*The task:* Copy out each line of the listing that has the word "content" in it.
[Start Data listing]
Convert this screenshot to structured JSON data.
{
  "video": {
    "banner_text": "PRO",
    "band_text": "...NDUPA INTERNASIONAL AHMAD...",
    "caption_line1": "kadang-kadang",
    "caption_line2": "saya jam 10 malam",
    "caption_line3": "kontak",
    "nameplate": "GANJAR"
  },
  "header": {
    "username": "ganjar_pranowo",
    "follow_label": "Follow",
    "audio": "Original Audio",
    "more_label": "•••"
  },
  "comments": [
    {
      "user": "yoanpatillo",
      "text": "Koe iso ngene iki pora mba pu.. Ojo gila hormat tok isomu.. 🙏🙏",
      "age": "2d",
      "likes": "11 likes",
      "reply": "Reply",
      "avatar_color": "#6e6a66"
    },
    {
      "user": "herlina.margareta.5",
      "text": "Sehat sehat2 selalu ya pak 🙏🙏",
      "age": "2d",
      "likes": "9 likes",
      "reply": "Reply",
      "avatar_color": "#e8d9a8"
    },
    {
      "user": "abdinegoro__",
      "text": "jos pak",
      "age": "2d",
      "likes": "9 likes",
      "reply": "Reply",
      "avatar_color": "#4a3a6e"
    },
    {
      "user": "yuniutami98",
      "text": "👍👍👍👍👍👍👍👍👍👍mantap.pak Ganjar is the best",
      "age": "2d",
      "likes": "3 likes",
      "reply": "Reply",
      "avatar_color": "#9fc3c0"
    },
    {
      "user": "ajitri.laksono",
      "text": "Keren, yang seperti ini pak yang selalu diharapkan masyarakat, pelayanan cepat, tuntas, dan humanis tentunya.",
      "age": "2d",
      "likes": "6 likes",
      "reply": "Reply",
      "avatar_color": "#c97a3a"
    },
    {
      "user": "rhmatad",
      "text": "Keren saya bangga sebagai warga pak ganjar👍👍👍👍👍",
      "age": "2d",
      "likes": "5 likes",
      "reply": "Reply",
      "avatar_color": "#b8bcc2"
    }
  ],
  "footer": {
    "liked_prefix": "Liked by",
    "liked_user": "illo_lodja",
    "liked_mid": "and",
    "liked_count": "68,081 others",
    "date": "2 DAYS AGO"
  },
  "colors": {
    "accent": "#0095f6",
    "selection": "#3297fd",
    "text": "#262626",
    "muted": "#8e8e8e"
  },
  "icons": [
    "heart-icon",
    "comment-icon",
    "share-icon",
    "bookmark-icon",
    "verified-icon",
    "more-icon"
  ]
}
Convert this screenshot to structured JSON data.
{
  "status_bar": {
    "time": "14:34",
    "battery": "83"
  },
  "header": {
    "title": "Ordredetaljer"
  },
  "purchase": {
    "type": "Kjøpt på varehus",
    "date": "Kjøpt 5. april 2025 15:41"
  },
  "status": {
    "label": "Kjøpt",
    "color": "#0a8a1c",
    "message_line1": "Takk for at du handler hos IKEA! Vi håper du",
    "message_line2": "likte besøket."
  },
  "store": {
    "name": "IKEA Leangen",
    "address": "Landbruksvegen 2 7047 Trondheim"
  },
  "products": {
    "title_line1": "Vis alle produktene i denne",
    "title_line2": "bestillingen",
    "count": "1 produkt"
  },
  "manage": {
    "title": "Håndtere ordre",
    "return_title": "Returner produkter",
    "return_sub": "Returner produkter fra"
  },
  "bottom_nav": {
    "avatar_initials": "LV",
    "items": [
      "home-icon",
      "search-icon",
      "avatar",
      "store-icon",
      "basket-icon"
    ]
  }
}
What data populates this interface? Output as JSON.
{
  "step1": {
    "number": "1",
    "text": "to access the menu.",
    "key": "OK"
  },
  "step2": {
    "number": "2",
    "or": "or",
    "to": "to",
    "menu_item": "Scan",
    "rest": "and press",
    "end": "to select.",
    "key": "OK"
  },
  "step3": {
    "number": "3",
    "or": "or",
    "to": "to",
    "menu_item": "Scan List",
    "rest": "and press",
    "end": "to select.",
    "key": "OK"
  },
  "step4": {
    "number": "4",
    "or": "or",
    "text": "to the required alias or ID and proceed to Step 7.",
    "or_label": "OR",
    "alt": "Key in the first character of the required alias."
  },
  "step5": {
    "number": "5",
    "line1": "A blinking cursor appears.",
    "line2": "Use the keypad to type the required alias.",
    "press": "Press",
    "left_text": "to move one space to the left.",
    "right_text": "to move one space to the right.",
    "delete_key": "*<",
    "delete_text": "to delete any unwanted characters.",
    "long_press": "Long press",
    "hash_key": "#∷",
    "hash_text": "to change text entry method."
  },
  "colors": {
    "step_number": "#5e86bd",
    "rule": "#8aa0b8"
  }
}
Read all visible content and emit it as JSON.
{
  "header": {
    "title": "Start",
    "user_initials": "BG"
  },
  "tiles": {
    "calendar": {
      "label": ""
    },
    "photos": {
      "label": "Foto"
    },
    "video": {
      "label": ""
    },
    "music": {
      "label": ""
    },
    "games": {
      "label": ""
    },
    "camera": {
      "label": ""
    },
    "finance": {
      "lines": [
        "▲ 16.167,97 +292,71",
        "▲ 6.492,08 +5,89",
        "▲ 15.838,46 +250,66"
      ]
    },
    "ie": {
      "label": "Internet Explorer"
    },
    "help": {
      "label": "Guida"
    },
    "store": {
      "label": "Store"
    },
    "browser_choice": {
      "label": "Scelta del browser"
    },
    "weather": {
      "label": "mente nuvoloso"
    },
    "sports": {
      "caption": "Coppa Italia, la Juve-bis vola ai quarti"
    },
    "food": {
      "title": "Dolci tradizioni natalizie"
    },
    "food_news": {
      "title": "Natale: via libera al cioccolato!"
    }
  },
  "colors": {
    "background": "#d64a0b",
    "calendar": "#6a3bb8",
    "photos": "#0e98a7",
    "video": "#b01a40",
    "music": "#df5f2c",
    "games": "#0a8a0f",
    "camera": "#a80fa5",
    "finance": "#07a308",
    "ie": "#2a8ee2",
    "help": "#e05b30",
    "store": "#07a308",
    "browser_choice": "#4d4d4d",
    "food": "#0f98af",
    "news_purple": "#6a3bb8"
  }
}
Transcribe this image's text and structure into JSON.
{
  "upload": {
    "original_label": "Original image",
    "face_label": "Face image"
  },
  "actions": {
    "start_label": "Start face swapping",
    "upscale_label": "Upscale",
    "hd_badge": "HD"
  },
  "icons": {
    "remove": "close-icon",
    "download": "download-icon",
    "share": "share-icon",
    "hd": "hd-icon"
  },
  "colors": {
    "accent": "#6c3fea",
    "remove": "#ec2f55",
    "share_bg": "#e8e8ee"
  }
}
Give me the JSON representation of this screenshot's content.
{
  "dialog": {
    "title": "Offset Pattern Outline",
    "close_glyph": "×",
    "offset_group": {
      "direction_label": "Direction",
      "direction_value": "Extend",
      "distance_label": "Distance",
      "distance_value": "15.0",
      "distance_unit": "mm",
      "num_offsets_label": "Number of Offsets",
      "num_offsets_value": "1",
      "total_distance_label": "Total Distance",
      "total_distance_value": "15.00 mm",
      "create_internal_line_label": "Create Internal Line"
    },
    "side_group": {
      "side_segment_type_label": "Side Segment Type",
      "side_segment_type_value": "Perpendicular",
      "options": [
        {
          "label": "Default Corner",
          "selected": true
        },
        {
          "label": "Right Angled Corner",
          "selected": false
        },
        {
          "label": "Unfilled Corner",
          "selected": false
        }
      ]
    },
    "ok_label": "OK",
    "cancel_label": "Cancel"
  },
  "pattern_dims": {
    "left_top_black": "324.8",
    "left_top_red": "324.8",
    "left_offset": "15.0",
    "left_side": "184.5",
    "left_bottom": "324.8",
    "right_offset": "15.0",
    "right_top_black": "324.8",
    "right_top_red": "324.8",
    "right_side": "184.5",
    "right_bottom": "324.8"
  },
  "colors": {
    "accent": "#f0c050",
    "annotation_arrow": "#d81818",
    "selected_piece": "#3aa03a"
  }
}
[End Data listing]
*Solution to this task:*
Read all visible content and emit it as JSON.
Give me the JSON representation of this screenshot's content.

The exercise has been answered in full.